_THE TASK:_ Reproduce all entries word for word.

============

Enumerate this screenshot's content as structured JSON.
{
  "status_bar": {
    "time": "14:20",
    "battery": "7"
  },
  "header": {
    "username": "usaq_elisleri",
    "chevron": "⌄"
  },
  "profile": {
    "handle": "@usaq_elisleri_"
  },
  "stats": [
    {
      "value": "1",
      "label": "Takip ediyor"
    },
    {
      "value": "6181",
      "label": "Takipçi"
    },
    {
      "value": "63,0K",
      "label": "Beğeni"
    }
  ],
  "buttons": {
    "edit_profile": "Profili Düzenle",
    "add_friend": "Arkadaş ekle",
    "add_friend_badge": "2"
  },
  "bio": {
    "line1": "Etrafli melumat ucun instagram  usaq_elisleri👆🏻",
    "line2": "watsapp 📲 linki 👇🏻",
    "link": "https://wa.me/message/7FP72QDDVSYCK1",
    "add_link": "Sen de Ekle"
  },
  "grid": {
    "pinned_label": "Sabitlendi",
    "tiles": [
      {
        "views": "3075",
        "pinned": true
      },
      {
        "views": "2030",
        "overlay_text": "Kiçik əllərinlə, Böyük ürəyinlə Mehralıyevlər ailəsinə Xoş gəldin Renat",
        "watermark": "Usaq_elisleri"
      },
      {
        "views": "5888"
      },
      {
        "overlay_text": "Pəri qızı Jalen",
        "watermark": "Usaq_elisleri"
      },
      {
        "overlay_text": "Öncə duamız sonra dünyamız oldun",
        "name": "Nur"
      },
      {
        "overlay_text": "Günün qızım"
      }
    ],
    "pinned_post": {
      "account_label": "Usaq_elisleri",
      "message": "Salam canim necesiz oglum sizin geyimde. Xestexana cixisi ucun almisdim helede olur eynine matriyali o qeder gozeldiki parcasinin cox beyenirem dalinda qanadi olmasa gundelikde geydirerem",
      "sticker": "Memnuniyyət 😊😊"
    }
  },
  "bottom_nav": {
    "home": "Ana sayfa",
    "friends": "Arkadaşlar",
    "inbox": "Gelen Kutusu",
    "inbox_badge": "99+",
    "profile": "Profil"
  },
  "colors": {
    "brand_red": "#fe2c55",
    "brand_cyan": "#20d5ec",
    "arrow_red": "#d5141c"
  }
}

============

_FULL OUTPUT:_
Enumerate this screenshot's content as structured JSON.
{
  "status_bar": {
    "time": "14:20",
    "battery": "7"
  },
  "header": {
    "username": "usaq_elisleri",
    "chevron": "⌄"
  },
  "profile": {
    "handle": "@usaq_elisleri_"
  },
  "stats": [
    {
      "value": "1",
      "label": "Takip ediyor"
    },
    {
      "value": "6181",
      "label": "Takipçi"
    },
    {
      "value": "63,0K",
      "label": "Beğeni"
    }
  ],
  "buttons": {
    "edit_profile": "Profili Düzenle",
    "add_friend": "Arkadaş ekle",
    "add_friend_badge": "2"
  },
  "bio": {
    "line1": "Etrafli melumat ucun instagram  usaq_elisleri👆🏻",
    "line2": "watsapp 📲 linki 👇🏻",
    "link": "https://wa.me/message/7FP72QDDVSYCK1",
    "add_link": "Sen de Ekle"
  },
  "grid": {
    "pinned_label": "Sabitlendi",
    "tiles": [
      {
        "views": "3075",
        "pinned": true
      },
      {
        "views": "2030",
        "overlay_text": "Kiçik əllərinlə, Böyük ürəyinlə Mehralıyevlər ailəsinə Xoş gəldin Renat",
        "watermark": "Usaq_elisleri"
      },
      {
        "views": "5888"
      },
      {
        "overlay_text": "Pəri qızı Jalen",
        "watermark": "Usaq_elisleri"
      },
      {
        "overlay_text": "Öncə duamız sonra dünyamız oldun",
        "name": "Nur"
      },
      {
        "overlay_text": "Günün qızım"
      }
    ],
    "pinned_post": {
      "account_label": "Usaq_elisleri",
      "message": "Salam canim necesiz oglum sizin geyimde. Xestexana cixisi ucun almisdim helede olur eynine matriyali o qeder gozeldiki parcasinin cox beyenirem dalinda qanadi olmasa gundelikde geydirerem",
      "sticker": "Memnuniyyət 😊😊"
    }
  },
  "bottom_nav": {
    "home": "Ana sayfa",
    "friends": "Arkadaşlar",
    "inbox": "Gelen Kutusu",
    "inbox_badge": "99+",
    "profile": "Profil"
  },
  "colors": {
    "brand_red": "#fe2c55",
    "brand_cyan": "#20d5ec",
    "arrow_red": "#d5141c"
  }
}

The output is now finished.